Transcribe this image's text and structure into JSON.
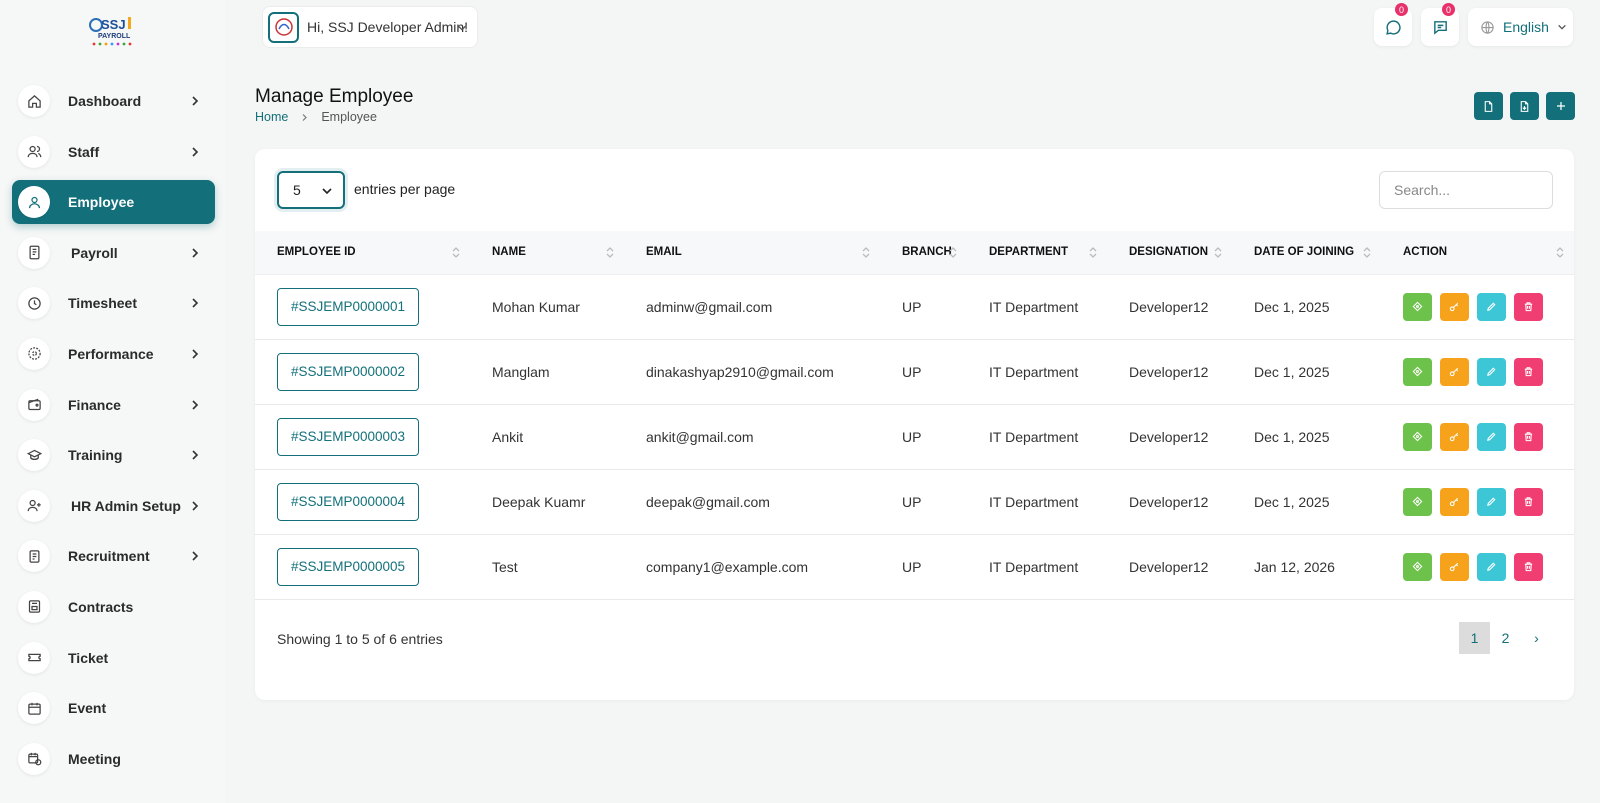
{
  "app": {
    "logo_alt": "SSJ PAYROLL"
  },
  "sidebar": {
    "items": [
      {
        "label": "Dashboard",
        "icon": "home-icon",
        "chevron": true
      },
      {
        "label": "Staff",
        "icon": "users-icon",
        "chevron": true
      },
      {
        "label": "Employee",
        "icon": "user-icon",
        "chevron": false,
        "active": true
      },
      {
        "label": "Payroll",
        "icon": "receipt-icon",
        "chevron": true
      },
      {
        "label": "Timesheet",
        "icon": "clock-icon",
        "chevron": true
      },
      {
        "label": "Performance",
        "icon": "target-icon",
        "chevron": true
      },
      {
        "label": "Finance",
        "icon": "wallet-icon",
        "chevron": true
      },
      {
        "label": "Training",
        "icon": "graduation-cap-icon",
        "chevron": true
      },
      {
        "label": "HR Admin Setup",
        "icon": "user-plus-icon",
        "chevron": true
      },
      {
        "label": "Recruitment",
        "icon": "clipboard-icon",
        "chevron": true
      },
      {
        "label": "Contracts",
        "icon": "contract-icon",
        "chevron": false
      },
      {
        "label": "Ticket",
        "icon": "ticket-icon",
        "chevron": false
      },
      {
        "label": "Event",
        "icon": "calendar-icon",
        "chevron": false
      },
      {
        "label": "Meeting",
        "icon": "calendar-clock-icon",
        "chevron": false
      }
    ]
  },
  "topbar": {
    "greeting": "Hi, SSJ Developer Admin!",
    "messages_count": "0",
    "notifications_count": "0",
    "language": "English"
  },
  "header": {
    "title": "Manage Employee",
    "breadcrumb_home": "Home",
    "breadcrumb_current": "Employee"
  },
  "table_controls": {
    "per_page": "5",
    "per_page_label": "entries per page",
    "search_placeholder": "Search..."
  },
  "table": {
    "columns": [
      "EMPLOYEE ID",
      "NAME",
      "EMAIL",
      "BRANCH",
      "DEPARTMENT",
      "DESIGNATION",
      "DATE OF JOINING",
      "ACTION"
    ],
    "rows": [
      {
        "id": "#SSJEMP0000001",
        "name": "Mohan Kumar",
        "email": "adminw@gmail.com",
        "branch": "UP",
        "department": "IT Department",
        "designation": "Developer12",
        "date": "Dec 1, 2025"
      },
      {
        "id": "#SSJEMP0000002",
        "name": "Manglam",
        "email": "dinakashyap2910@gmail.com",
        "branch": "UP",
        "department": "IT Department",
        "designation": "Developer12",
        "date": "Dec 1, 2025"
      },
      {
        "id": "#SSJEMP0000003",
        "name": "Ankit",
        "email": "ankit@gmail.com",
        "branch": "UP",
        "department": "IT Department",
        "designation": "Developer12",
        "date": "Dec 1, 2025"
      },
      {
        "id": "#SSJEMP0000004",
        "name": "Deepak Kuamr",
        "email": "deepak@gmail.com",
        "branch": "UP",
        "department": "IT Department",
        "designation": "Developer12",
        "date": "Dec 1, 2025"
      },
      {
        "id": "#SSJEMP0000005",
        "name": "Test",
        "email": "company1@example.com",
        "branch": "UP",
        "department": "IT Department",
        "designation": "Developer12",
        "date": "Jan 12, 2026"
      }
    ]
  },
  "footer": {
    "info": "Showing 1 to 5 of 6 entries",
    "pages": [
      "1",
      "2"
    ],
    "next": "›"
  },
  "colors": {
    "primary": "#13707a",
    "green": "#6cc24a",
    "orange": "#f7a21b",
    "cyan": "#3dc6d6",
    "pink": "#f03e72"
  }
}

STATED EXERCISE: Copy all the data exactly as written, but skip any picture.

ANSWER TO THE PROBLEM:
Transcribe this image's text and structure into JSON.
{
  "app": {
    "logo_alt": "SSJ PAYROLL"
  },
  "sidebar": {
    "items": [
      {
        "label": "Dashboard",
        "icon": "home-icon",
        "chevron": true
      },
      {
        "label": "Staff",
        "icon": "users-icon",
        "chevron": true
      },
      {
        "label": "Employee",
        "icon": "user-icon",
        "chevron": false,
        "active": true
      },
      {
        "label": "Payroll",
        "icon": "receipt-icon",
        "chevron": true
      },
      {
        "label": "Timesheet",
        "icon": "clock-icon",
        "chevron": true
      },
      {
        "label": "Performance",
        "icon": "target-icon",
        "chevron": true
      },
      {
        "label": "Finance",
        "icon": "wallet-icon",
        "chevron": true
      },
      {
        "label": "Training",
        "icon": "graduation-cap-icon",
        "chevron": true
      },
      {
        "label": "HR Admin Setup",
        "icon": "user-plus-icon",
        "chevron": true
      },
      {
        "label": "Recruitment",
        "icon": "clipboard-icon",
        "chevron": true
      },
      {
        "label": "Contracts",
        "icon": "contract-icon",
        "chevron": false
      },
      {
        "label": "Ticket",
        "icon": "ticket-icon",
        "chevron": false
      },
      {
        "label": "Event",
        "icon": "calendar-icon",
        "chevron": false
      },
      {
        "label": "Meeting",
        "icon": "calendar-clock-icon",
        "chevron": false
      }
    ]
  },
  "topbar": {
    "greeting": "Hi, SSJ Developer Admin!",
    "messages_count": "0",
    "notifications_count": "0",
    "language": "English"
  },
  "header": {
    "title": "Manage Employee",
    "breadcrumb_home": "Home",
    "breadcrumb_current": "Employee"
  },
  "table_controls": {
    "per_page": "5",
    "per_page_label": "entries per page",
    "search_placeholder": "Search..."
  },
  "table": {
    "columns": [
      "EMPLOYEE ID",
      "NAME",
      "EMAIL",
      "BRANCH",
      "DEPARTMENT",
      "DESIGNATION",
      "DATE OF JOINING",
      "ACTION"
    ],
    "rows": [
      {
        "id": "#SSJEMP0000001",
        "name": "Mohan Kumar",
        "email": "adminw@gmail.com",
        "branch": "UP",
        "department": "IT Department",
        "designation": "Developer12",
        "date": "Dec 1, 2025"
      },
      {
        "id": "#SSJEMP0000002",
        "name": "Manglam",
        "email": "dinakashyap2910@gmail.com",
        "branch": "UP",
        "department": "IT Department",
        "designation": "Developer12",
        "date": "Dec 1, 2025"
      },
      {
        "id": "#SSJEMP0000003",
        "name": "Ankit",
        "email": "ankit@gmail.com",
        "branch": "UP",
        "department": "IT Department",
        "designation": "Developer12",
        "date": "Dec 1, 2025"
      },
      {
        "id": "#SSJEMP0000004",
        "name": "Deepak Kuamr",
        "email": "deepak@gmail.com",
        "branch": "UP",
        "department": "IT Department",
        "designation": "Developer12",
        "date": "Dec 1, 2025"
      },
      {
        "id": "#SSJEMP0000005",
        "name": "Test",
        "email": "company1@example.com",
        "branch": "UP",
        "department": "IT Department",
        "designation": "Developer12",
        "date": "Jan 12, 2026"
      }
    ]
  },
  "footer": {
    "info": "Showing 1 to 5 of 6 entries",
    "pages": [
      "1",
      "2"
    ],
    "next": "›"
  },
  "colors": {
    "primary": "#13707a",
    "green": "#6cc24a",
    "orange": "#f7a21b",
    "cyan": "#3dc6d6",
    "pink": "#f03e72"
  }
}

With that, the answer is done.